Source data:
---*---

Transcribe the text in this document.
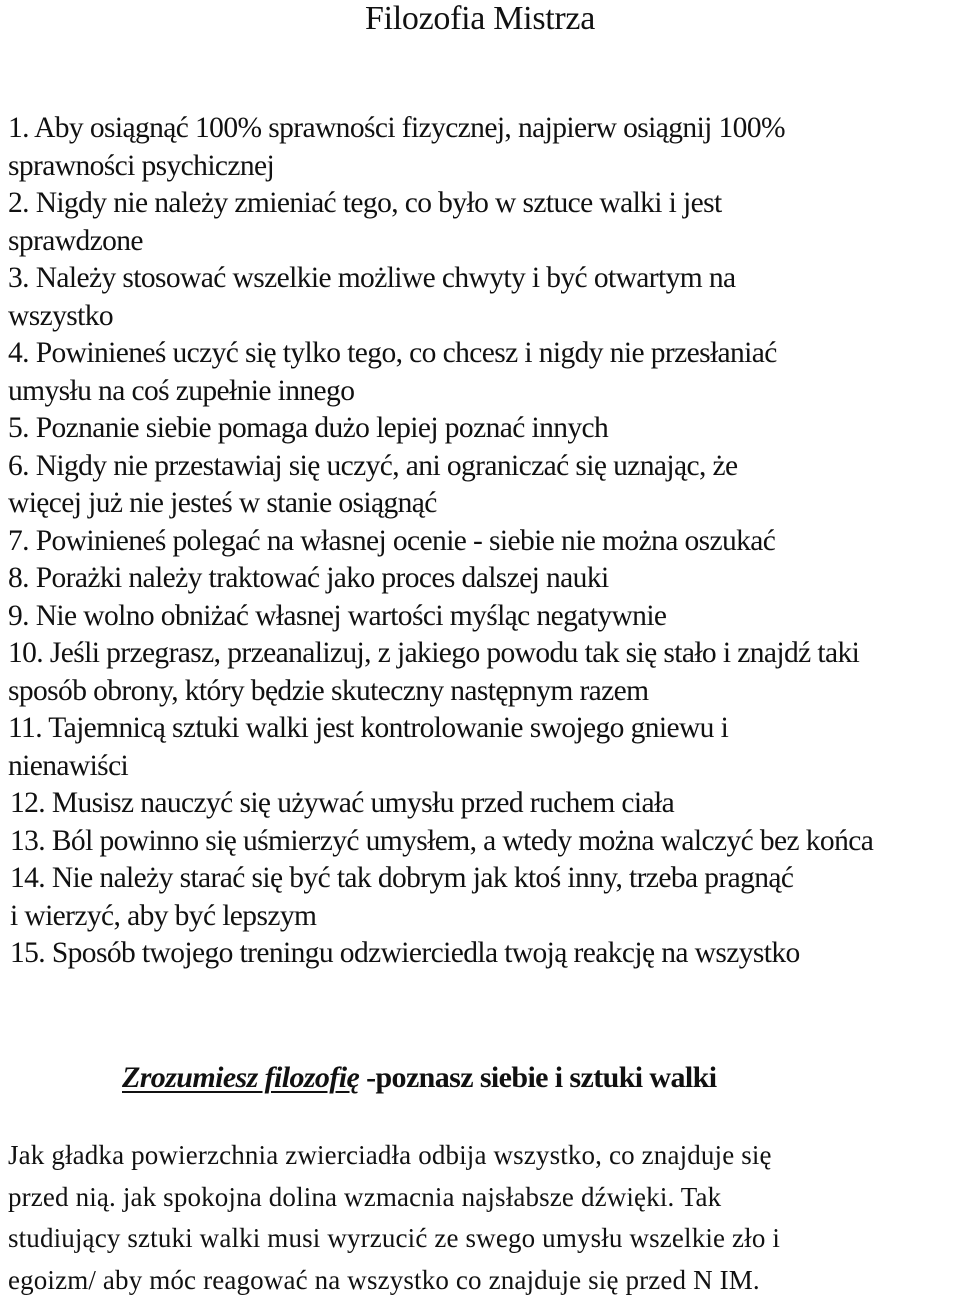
Filozofia Mistrza
1. Aby osiągnąć 100% sprawności fizycznej, najpierw osiągnij 100%
sprawności psychicznej
2. Nigdy nie należy zmieniać tego, co było w sztuce walki i jest
sprawdzone
3. Należy stosować wszelkie możliwe chwyty i być otwartym na
wszystko
4. Powinieneś uczyć się tylko tego, co chcesz i nigdy nie przesłaniać
umysłu na coś zupełnie innego
5. Poznanie siebie pomaga dużo lepiej poznać innych
6. Nigdy nie przestawiaj się uczyć, ani ograniczać się uznając, że
więcej już nie jesteś w stanie osiągnąć
7. Powinieneś polegać na własnej ocenie - siebie nie można oszukać
8. Porażki należy traktować jako proces dalszej nauki
9. Nie wolno obniżać własnej wartości myśląc negatywnie
10. Jeśli przegrasz, przeanalizuj, z jakiego powodu tak się stało i znajdź taki
sposób obrony, który będzie skuteczny następnym razem
11. Tajemnicą sztuki walki jest kontrolowanie swojego gniewu i
nienawiści
12. Musisz nauczyć się używać umysłu przed ruchem ciała
13. Ból powinno się uśmierzyć umysłem, a wtedy można walczyć bez końca
14. Nie należy starać się być tak dobrym jak ktoś inny, trzeba pragnąć
i wierzyć, aby być lepszym
15. Sposób twojego treningu odzwierciedla twoją reakcję na wszystko
Zrozumiesz filozofię -poznasz siebie i sztuki walki
Jak gładka powierzchnia zwierciadła odbija wszystko, co znajduje się
przed nią. jak spokojna dolina wzmacnia najsłabsze dźwięki. Tak
studiujący sztuki walki musi wyrzucić ze swego umysłu wszelkie zło i
egoizm/ aby móc reagować na wszystko co znajduje się przed N IM.
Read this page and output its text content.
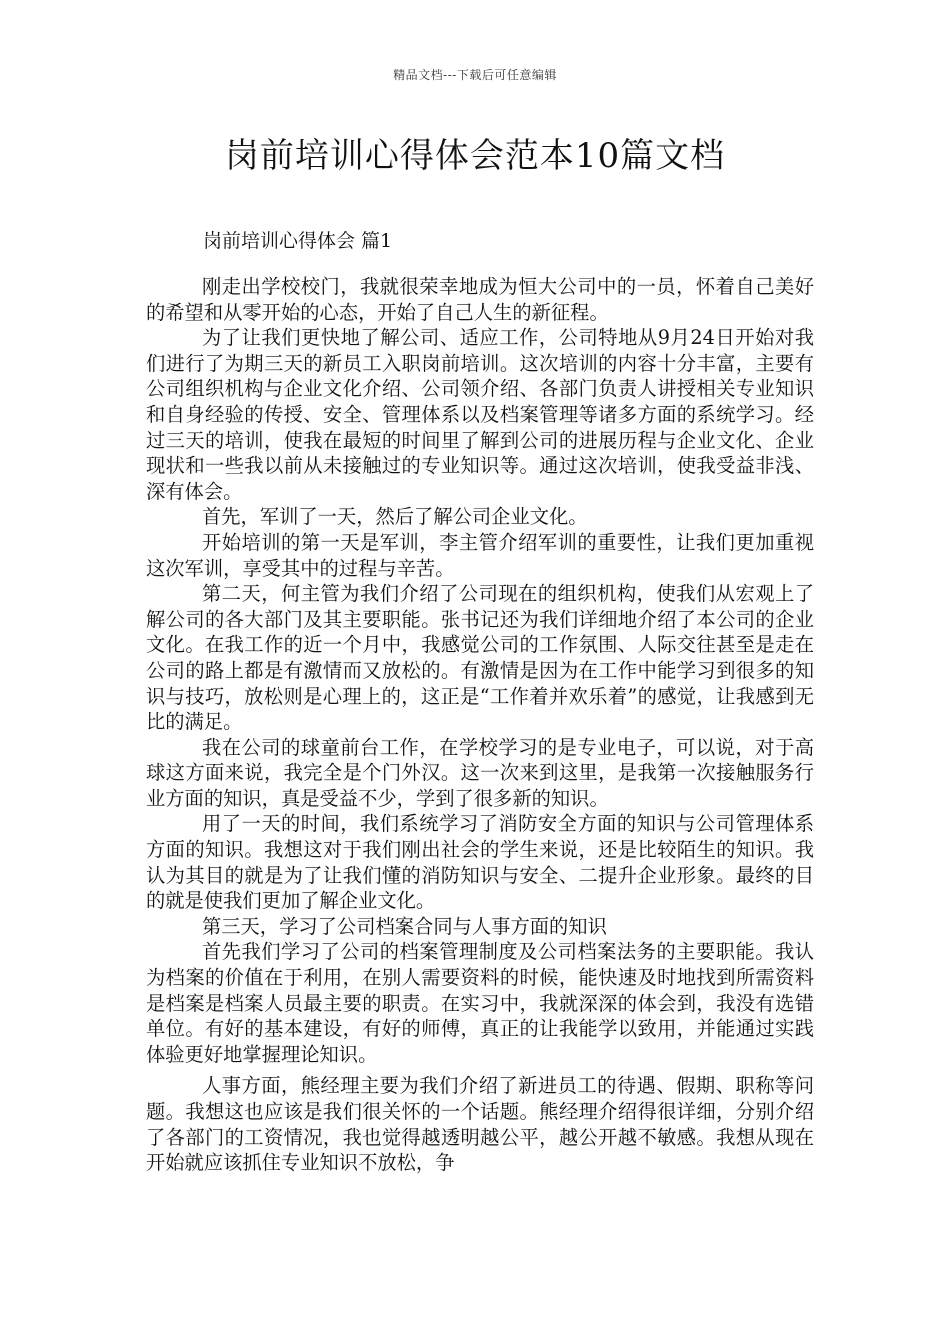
精品文档---下载后可任意编辑
岗前培训心得体会范本10篇文档
岗前培训心得体会 篇1

刚走出学校校门，我就很荣幸地成为恒大公司中的一员，怀着自己美好的希望和从零开始的心态，开始了自己人生的新征程。

为了让我们更快地了解公司、适应工作，公司特地从9月24日开始对我们进行了为期三天的新员工入职岗前培训。这次培训的内容十分丰富，主要有公司组织机构与企业文化介绍、公司领介绍、各部门负责人讲授相关专业知识和自身经验的传授、安全、管理体系以及档案管理等诸多方面的系统学习。经过三天的培训，使我在最短的时间里了解到公司的进展历程与企业文化、企业现状和一些我以前从未接触过的专业知识等。通过这次培训，使我受益非浅、深有体会。

首先，军训了一天，然后了解公司企业文化。

开始培训的第一天是军训，李主管介绍军训的重要性，让我们更加重视这次军训，享受其中的过程与辛苦。

第二天，何主管为我们介绍了公司现在的组织机构，使我们从宏观上了解公司的各大部门及其主要职能。张书记还为我们详细地介绍了本公司的企业文化。在我工作的近一个月中，我感觉公司的工作氛围、人际交往甚至是走在公司的路上都是有激情而又放松的。有激情是因为在工作中能学习到很多的知识与技巧，放松则是心理上的，这正是“工作着并欢乐着”的感觉，让我感到无比的满足。

我在公司的球童前台工作，在学校学习的是专业电子，可以说，对于高球这方面来说，我完全是个门外汉。这一次来到这里，是我第一次接触服务行业方面的知识，真是受益不少，学到了很多新的知识。

用了一天的时间，我们系统学习了消防安全方面的知识与公司管理体系方面的知识。我想这对于我们刚出社会的学生来说，还是比较陌生的知识。我认为其目的就是为了让我们懂的消防知识与安全、二提升企业形象。最终的目的就是使我们更加了解企业文化。

第三天，学习了公司档案合同与人事方面的知识

首先我们学习了公司的档案管理制度及公司档案法务的主要职能。我认为档案的价值在于利用，在别人需要资料的时候，能快速及时地找到所需资料是档案是档案人员最主要的职责。在实习中，我就深深的体会到，我没有选错单位。有好的基本建设，有好的师傅，真正的让我能学以致用，并能通过实践体验更好地掌握理论知识。

人事方面，熊经理主要为我们介绍了新进员工的待遇、假期、职称等问题。我想这也应该是我们很关怀的一个话题。熊经理介绍得很详细，分别介绍了各部门的工资情况，我也觉得越透明越公平，越公开越不敏感。我想从现在开始就应该抓住专业知识不放松，争
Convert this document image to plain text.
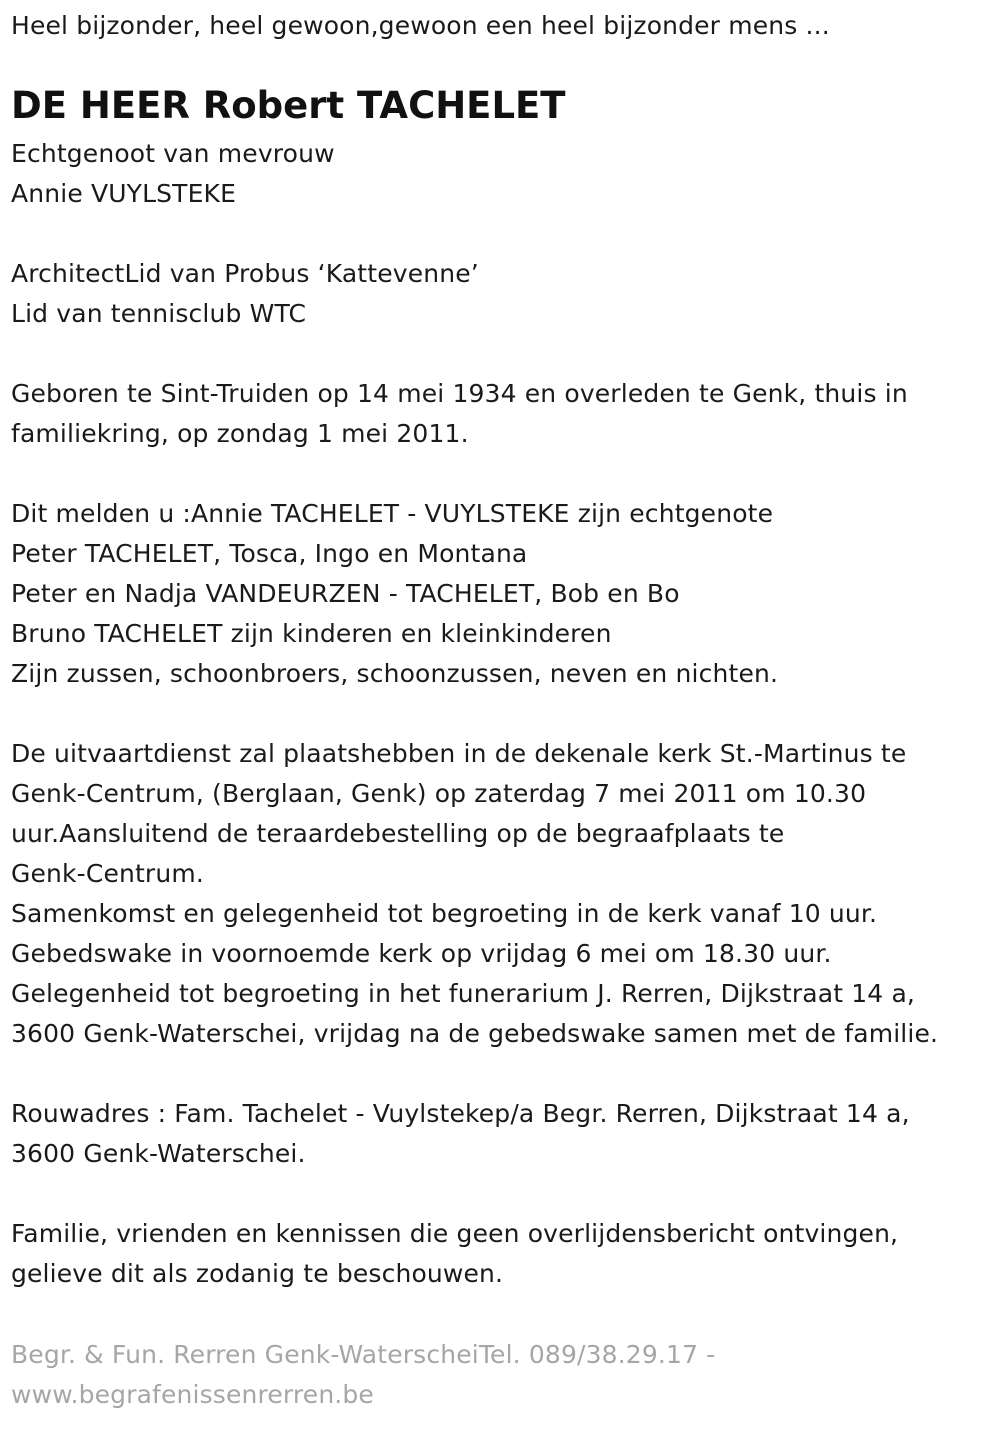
Heel bijzonder, heel gewoon,gewoon een heel bijzonder mens ...
DE HEER Robert TACHELET
Echtgenoot van mevrouw
Annie VUYLSTEKE
ArchitectLid van Probus ‘Kattevenne’
Lid van tennisclub WTC
Geboren te Sint-Truiden op 14 mei 1934 en overleden te Genk, thuis in
familiekring, op zondag 1 mei 2011.
Dit melden u :Annie TACHELET - VUYLSTEKE zijn echtgenote
Peter TACHELET, Tosca, Ingo en Montana
Peter en Nadja VANDEURZEN - TACHELET, Bob en Bo
Bruno TACHELET zijn kinderen en kleinkinderen
Zijn zussen, schoonbroers, schoonzussen, neven en nichten.
De uitvaartdienst zal plaatshebben in de dekenale kerk St.-Martinus te
Genk-Centrum, (Berglaan, Genk) op zaterdag 7 mei 2011 om 10.30
uur.Aansluitend de teraardebestelling op de begraafplaats te
Genk-Centrum.
Samenkomst en gelegenheid tot begroeting in de kerk vanaf 10 uur.
Gebedswake in voornoemde kerk op vrijdag 6 mei om 18.30 uur.
Gelegenheid tot begroeting in het funerarium J. Rerren, Dijkstraat 14 a,
3600 Genk-Waterschei, vrijdag na de gebedswake samen met de familie.
Rouwadres : Fam. Tachelet - Vuylstekep/a Begr. Rerren, Dijkstraat 14 a,
3600 Genk-Waterschei.
Familie, vrienden en kennissen die geen overlijdensbericht ontvingen,
gelieve dit als zodanig te beschouwen.
Begr. & Fun. Rerren Genk-WaterscheiTel. 089/38.29.17 -
www.begrafenissenrerren.be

---*---

**What you should do**
Search the records for the word "this", then list every line that has it.

**Complete answer**
Transcribe the text in this document.
Read this page and output its text content.
Convert this document image to plain text.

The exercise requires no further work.